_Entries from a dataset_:
----

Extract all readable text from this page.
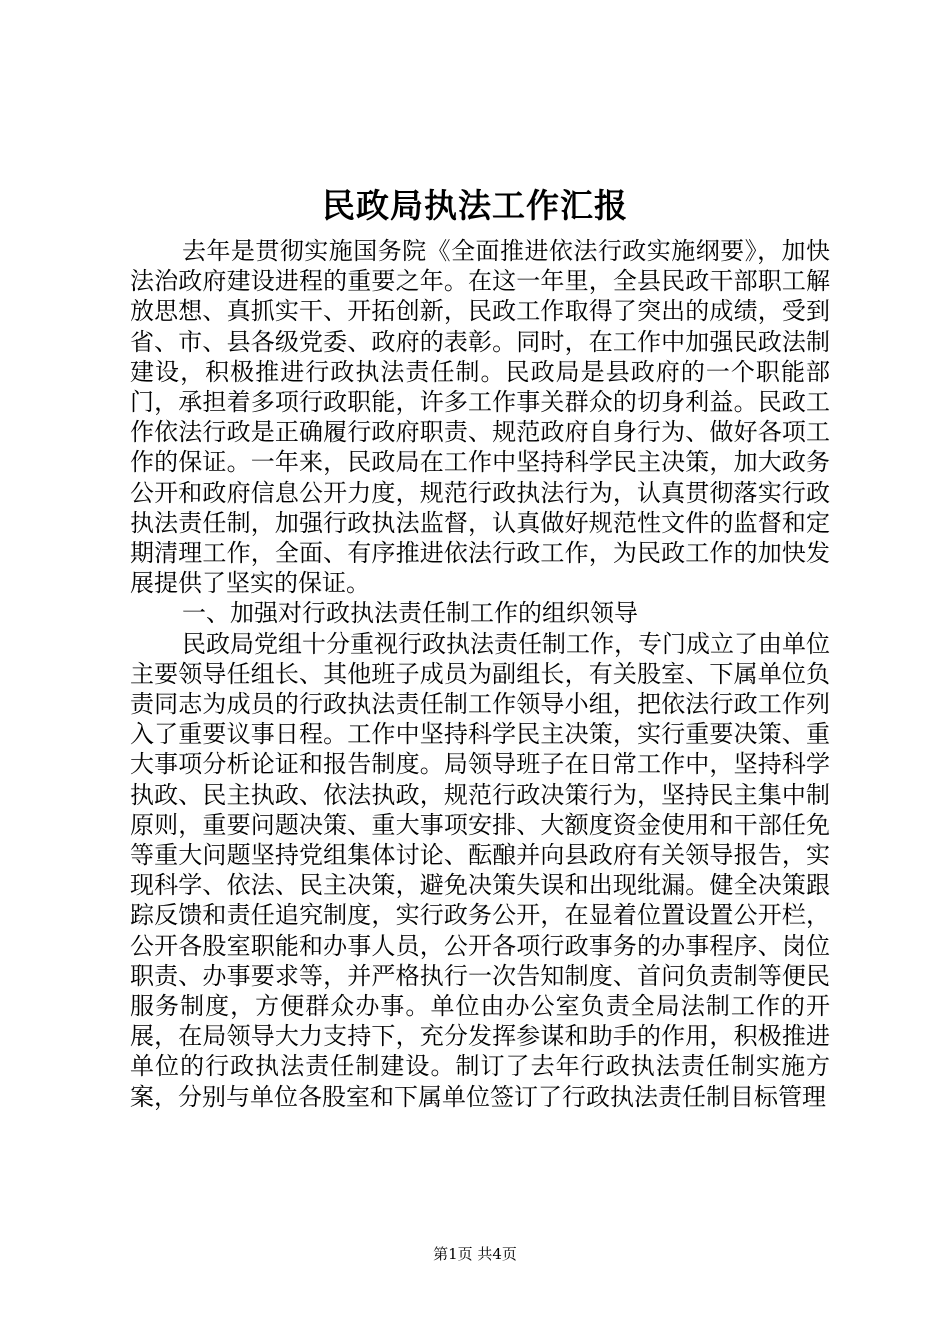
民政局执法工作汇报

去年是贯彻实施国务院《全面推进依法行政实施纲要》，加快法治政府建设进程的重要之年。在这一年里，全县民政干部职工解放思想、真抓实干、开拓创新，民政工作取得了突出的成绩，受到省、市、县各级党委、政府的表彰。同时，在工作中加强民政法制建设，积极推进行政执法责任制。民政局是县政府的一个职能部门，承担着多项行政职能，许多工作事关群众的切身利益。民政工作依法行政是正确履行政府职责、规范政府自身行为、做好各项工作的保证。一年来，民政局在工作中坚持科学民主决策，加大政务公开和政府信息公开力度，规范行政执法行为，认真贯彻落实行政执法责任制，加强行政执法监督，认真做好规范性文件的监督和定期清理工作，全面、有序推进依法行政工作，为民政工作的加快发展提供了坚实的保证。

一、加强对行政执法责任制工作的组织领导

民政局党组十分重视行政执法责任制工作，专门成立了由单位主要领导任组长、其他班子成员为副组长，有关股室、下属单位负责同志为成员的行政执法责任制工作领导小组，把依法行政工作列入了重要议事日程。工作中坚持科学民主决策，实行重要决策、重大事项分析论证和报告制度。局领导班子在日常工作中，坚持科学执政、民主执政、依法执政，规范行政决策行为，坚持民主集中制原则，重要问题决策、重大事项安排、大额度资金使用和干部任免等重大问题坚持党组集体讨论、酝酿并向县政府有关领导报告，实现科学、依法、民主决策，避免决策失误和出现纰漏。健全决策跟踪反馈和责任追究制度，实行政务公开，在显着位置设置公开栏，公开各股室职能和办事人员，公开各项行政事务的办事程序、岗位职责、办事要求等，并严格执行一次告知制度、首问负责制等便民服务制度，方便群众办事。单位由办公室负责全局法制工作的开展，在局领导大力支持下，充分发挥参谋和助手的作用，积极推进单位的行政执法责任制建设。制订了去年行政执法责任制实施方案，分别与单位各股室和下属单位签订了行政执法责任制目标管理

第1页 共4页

----

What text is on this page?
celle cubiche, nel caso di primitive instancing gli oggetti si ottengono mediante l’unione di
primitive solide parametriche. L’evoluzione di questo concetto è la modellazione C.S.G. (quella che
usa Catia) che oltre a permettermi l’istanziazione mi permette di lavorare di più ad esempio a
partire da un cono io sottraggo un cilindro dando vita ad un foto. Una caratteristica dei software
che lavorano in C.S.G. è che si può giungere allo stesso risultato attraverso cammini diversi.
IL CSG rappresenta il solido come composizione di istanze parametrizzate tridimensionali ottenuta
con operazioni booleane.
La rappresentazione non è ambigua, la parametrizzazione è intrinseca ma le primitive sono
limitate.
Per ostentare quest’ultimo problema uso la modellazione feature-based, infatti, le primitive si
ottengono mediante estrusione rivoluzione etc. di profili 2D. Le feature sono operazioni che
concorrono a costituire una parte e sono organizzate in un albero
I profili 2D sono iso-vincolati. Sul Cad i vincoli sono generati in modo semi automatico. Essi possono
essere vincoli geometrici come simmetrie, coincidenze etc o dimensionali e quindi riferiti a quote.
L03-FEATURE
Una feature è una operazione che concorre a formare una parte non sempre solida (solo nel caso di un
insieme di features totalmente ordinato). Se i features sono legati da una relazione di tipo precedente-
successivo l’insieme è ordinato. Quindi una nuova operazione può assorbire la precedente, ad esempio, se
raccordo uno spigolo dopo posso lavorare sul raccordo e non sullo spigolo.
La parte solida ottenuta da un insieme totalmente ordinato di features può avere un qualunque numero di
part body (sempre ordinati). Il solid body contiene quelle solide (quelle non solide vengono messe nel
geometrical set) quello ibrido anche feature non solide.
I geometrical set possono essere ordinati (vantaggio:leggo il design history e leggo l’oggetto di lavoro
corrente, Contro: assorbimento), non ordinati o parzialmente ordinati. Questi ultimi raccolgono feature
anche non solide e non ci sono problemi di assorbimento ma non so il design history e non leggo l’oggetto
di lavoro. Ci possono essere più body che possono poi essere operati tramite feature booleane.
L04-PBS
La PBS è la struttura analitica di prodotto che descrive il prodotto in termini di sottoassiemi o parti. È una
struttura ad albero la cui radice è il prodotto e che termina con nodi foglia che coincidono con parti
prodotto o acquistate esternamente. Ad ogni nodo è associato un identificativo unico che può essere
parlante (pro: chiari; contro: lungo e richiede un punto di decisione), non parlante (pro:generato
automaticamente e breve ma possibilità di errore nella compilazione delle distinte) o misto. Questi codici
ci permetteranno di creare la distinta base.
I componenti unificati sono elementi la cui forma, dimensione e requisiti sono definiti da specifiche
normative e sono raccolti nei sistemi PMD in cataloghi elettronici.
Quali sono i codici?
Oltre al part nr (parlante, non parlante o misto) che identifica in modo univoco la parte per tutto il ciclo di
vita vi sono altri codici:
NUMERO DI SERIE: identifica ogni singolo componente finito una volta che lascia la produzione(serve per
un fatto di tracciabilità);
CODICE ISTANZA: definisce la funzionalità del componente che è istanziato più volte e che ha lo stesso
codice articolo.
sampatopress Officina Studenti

----

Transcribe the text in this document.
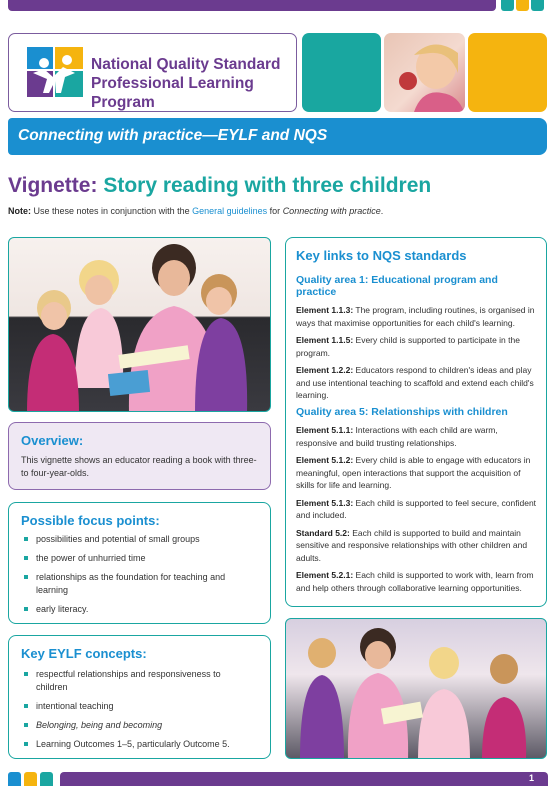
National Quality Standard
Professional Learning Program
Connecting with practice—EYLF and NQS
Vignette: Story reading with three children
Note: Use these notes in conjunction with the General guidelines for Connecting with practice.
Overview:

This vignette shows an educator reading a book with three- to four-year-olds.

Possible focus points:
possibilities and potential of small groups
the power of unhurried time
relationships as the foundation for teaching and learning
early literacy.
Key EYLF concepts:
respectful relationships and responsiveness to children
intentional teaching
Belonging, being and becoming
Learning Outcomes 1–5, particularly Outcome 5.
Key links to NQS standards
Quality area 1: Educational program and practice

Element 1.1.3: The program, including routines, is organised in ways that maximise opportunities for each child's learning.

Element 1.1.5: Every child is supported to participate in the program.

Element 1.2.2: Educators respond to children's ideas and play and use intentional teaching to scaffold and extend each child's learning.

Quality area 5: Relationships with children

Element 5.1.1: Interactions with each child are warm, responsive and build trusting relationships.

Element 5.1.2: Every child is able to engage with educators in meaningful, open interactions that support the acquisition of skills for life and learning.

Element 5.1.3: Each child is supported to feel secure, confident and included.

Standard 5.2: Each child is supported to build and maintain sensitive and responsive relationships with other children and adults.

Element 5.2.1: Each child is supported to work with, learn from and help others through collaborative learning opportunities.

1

----

_Your task_:
From the material above, count the lines that include "lavoro" and give only the total.

_Reply_:
2